Gather all lines with "their" from the records.

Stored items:

*-*-*

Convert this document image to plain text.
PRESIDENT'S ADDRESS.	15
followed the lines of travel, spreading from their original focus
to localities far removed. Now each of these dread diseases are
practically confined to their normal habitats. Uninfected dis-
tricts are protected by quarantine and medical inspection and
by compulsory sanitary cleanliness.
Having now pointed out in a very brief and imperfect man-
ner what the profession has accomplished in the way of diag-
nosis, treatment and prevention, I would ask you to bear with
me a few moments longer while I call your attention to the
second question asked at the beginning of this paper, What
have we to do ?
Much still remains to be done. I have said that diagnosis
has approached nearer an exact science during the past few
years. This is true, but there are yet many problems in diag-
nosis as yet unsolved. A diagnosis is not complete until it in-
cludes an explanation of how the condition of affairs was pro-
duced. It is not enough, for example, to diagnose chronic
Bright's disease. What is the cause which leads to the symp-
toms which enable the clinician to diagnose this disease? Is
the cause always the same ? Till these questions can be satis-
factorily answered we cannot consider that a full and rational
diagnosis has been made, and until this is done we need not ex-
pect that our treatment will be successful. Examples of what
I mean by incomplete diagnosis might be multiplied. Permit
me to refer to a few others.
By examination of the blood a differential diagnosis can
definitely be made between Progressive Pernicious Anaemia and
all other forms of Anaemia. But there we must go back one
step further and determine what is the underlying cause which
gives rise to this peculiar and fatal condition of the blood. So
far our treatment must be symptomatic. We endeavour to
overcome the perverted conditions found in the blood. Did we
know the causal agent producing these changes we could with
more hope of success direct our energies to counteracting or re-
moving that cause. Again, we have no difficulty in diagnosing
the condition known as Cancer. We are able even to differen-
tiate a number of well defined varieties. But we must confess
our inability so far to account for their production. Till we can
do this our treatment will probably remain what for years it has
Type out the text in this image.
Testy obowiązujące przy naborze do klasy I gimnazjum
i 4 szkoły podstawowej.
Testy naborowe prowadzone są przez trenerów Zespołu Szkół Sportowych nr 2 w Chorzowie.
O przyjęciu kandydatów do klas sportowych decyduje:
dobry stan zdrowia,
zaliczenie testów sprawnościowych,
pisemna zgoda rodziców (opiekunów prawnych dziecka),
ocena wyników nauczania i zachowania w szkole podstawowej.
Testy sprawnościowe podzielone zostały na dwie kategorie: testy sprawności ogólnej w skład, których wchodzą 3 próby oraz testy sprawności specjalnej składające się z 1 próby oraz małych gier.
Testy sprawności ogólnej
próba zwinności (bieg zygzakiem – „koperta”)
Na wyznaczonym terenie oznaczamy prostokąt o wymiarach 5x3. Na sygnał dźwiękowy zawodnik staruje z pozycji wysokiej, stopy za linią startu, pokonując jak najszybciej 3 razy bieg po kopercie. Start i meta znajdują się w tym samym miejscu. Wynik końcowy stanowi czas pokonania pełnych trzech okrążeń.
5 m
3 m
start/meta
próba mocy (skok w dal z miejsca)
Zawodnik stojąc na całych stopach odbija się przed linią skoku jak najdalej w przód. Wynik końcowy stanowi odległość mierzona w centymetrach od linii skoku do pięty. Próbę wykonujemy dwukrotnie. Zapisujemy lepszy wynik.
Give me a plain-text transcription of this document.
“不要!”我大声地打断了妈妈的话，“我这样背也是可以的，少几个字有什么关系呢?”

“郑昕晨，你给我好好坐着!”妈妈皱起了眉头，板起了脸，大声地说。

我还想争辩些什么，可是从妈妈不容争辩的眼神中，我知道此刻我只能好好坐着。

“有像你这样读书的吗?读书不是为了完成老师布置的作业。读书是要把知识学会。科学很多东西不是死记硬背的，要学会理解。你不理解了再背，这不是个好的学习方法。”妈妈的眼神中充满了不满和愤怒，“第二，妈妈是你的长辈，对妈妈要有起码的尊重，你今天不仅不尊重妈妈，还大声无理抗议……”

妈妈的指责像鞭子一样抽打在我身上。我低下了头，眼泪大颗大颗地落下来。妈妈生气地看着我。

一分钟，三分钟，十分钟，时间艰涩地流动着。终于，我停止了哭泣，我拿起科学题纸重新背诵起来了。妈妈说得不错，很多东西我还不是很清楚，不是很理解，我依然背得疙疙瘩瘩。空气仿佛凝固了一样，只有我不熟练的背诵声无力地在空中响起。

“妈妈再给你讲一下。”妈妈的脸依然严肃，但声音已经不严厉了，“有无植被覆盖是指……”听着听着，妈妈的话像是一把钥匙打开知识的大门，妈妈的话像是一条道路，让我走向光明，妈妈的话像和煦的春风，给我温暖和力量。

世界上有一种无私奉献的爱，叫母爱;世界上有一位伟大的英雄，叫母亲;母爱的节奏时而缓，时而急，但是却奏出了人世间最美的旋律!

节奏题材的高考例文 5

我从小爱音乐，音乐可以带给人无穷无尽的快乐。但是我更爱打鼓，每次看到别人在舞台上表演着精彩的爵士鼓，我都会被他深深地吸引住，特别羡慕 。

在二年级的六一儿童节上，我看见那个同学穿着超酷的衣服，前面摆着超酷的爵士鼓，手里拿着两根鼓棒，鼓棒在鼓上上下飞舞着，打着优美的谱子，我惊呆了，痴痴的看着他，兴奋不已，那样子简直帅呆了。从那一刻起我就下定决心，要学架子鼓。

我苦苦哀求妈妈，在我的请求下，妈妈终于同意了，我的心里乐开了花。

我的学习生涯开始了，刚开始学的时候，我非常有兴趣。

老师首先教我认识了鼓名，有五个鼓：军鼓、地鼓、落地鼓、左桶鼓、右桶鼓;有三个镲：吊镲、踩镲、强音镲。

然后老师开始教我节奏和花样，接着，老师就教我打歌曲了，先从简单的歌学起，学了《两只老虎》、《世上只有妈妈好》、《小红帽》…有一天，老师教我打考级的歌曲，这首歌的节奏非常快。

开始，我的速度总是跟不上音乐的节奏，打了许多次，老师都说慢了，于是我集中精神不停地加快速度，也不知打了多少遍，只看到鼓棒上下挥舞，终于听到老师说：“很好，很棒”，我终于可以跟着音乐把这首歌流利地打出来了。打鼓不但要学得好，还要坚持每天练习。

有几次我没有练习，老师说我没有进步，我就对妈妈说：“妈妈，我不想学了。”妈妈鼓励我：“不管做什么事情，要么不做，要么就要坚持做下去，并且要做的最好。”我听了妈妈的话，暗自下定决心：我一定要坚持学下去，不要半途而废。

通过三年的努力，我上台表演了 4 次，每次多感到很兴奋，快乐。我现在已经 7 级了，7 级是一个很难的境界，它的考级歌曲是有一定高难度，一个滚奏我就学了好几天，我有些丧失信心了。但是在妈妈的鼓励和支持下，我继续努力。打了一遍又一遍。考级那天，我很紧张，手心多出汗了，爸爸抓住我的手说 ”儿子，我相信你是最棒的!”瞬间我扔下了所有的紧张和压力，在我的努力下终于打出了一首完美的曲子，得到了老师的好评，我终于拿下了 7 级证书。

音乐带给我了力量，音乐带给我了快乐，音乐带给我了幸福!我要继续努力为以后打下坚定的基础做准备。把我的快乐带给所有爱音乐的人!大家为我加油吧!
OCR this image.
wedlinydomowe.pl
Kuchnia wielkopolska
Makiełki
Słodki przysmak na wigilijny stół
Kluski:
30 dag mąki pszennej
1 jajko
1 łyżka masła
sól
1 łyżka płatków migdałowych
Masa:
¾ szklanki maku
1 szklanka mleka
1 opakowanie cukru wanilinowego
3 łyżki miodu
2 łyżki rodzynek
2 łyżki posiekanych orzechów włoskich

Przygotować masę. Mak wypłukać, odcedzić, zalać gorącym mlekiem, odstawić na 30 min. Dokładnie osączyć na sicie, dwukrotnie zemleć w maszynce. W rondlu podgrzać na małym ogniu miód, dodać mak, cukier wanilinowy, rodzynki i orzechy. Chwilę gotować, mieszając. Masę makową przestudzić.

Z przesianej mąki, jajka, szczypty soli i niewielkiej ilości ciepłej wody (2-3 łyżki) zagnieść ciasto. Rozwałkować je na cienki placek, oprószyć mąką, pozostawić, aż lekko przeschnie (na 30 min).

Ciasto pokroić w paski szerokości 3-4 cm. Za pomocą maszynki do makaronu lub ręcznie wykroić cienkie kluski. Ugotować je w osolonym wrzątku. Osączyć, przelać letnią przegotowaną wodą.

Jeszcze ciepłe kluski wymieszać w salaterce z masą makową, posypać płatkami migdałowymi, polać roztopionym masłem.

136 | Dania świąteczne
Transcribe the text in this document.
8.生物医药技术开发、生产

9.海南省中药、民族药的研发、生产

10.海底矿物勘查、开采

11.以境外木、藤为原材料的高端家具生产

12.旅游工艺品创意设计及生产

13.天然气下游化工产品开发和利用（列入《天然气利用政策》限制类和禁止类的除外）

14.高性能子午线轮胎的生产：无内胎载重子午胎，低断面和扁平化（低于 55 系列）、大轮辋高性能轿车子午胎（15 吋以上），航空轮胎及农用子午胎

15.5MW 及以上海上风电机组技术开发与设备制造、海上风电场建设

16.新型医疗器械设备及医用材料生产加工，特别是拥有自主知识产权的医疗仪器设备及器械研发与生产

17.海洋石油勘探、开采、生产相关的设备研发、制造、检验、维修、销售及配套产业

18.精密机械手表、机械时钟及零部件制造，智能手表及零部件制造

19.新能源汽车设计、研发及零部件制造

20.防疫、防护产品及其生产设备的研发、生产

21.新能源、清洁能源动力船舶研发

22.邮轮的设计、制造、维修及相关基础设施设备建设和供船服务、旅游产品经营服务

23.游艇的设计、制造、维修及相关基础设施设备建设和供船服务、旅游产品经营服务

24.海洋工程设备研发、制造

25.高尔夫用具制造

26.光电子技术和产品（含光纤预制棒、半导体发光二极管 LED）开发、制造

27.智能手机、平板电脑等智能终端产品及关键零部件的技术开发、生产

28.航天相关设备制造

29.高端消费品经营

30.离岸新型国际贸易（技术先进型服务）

*-*-*

## FINISHED ANSWER
followed the lines of travel, spreading from their original focus
practically confined to their normal habitats. Uninfected dis-
our inability so far to account for their production. Till we can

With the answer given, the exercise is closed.